▸ **PROMPT**:
In the entries below, find every line with "EURUSD" and copy it.

▸ **RECORD EXTRACTS**:
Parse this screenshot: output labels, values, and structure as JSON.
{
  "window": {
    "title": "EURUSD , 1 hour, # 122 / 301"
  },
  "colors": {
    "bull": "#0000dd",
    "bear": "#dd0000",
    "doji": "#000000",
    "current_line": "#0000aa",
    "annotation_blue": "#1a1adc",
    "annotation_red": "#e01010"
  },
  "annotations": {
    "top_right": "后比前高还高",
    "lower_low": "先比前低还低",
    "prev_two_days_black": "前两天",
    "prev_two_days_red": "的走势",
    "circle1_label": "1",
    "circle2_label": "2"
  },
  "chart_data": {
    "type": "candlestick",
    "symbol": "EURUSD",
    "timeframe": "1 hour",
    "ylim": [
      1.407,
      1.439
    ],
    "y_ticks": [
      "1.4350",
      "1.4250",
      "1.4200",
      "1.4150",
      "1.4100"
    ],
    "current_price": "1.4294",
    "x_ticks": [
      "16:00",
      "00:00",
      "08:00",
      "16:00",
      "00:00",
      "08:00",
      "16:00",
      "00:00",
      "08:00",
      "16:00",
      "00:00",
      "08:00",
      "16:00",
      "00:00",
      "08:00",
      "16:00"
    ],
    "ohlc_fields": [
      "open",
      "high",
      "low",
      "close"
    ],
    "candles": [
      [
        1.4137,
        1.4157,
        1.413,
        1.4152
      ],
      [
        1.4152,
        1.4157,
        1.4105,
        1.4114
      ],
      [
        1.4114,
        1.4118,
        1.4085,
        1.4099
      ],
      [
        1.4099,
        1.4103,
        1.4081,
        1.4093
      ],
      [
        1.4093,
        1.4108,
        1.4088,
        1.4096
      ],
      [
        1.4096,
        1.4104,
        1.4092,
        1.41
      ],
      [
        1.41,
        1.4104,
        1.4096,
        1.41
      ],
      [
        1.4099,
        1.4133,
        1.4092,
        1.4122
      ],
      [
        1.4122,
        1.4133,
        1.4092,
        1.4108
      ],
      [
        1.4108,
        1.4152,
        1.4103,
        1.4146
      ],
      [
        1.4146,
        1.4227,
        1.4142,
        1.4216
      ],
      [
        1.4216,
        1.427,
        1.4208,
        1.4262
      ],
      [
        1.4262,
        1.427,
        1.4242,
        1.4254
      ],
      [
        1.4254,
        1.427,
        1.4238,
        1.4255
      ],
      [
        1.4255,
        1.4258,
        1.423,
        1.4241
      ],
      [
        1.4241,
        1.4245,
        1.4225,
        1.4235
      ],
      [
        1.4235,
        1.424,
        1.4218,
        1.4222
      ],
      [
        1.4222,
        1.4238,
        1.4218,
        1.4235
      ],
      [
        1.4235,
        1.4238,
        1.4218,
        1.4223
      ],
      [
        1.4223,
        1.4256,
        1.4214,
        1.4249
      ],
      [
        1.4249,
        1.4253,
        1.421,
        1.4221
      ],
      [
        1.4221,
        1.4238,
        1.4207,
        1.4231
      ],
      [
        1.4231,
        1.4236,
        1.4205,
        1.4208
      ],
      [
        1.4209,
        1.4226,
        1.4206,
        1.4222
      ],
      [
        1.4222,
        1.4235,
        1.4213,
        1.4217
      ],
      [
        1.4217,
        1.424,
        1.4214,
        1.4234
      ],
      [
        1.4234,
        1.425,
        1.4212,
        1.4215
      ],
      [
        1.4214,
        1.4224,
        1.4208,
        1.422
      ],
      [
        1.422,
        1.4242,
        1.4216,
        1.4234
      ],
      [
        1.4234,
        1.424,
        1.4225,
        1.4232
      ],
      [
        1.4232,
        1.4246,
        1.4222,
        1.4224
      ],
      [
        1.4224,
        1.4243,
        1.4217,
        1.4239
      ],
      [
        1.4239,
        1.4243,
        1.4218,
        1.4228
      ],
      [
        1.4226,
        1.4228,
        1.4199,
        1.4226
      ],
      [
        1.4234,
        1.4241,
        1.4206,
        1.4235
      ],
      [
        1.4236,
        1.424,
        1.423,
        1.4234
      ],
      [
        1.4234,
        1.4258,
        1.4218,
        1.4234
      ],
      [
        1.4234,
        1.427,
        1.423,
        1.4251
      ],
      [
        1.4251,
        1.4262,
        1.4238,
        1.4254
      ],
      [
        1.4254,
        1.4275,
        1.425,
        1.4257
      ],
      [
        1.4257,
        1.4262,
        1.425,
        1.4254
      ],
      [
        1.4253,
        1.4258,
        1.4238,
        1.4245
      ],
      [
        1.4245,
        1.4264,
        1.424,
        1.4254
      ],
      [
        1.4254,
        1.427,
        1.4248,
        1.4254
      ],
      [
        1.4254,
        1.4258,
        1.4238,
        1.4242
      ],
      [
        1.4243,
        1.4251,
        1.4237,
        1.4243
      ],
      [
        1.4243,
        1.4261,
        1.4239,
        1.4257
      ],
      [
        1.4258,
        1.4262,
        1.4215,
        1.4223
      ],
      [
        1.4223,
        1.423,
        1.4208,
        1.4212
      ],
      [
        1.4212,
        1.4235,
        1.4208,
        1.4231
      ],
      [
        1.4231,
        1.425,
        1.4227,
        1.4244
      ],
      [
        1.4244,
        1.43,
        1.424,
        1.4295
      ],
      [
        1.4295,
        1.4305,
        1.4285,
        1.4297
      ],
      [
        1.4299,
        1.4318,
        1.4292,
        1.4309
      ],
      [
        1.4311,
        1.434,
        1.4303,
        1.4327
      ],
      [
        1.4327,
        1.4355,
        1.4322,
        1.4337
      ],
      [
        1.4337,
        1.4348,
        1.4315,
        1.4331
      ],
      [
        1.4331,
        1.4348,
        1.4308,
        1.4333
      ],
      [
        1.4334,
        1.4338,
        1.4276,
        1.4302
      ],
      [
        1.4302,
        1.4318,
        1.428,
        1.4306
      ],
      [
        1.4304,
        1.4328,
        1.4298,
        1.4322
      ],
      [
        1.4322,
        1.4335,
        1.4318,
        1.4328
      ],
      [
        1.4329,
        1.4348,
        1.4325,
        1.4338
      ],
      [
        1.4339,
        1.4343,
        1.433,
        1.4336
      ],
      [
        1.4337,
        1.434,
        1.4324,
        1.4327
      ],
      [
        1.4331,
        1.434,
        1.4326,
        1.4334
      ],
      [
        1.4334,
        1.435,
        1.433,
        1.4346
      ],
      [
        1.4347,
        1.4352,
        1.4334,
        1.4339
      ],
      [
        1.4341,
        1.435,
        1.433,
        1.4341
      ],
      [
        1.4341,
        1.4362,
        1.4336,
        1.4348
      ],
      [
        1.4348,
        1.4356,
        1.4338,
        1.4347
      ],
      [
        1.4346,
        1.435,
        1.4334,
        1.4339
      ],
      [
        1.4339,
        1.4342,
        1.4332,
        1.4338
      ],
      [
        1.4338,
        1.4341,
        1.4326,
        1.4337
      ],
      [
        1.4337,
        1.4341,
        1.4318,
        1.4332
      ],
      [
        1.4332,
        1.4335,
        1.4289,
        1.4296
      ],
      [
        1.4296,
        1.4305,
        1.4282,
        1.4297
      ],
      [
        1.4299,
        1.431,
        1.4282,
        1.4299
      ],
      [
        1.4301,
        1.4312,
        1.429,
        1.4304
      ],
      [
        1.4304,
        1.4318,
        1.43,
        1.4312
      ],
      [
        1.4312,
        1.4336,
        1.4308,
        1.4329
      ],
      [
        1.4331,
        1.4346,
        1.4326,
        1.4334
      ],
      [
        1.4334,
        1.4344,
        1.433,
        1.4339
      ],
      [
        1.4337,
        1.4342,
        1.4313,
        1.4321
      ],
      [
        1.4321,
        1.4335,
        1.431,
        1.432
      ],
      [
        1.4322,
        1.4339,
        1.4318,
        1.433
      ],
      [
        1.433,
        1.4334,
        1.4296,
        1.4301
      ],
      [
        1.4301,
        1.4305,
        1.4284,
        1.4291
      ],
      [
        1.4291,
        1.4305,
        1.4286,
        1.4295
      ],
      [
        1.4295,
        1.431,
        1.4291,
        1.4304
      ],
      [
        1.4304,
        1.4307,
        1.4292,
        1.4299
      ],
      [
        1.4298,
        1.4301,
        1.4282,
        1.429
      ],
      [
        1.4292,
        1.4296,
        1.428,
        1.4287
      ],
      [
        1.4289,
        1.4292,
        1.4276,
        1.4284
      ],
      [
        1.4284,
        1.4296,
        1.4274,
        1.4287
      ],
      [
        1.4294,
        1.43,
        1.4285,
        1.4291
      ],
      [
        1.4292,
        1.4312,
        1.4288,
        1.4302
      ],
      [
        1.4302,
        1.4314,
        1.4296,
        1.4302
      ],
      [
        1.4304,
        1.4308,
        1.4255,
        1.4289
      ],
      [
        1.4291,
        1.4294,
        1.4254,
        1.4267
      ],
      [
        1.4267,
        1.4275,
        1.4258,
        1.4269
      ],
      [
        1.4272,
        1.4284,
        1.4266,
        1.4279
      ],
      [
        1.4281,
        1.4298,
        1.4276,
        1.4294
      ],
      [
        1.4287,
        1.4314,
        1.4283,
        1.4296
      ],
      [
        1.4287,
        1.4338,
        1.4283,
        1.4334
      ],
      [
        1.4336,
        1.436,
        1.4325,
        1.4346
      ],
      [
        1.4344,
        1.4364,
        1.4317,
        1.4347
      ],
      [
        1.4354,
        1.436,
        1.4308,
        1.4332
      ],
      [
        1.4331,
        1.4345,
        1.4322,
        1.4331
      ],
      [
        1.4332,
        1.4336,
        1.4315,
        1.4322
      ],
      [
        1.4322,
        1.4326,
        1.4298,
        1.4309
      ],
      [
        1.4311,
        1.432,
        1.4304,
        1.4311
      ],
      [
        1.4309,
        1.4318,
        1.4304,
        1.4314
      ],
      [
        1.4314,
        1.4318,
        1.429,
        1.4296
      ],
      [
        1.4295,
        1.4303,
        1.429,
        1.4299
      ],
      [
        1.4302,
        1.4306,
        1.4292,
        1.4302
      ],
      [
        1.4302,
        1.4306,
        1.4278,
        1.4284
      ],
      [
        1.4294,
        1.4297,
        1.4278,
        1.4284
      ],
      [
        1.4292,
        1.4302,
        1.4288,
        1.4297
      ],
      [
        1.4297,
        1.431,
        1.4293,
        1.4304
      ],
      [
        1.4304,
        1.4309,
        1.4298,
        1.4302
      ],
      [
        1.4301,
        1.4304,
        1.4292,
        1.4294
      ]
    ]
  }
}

▸ **REPLY**:
    "title": "EURUSD , 1 hour, # 122 / 301"
    "symbol": "EURUSD",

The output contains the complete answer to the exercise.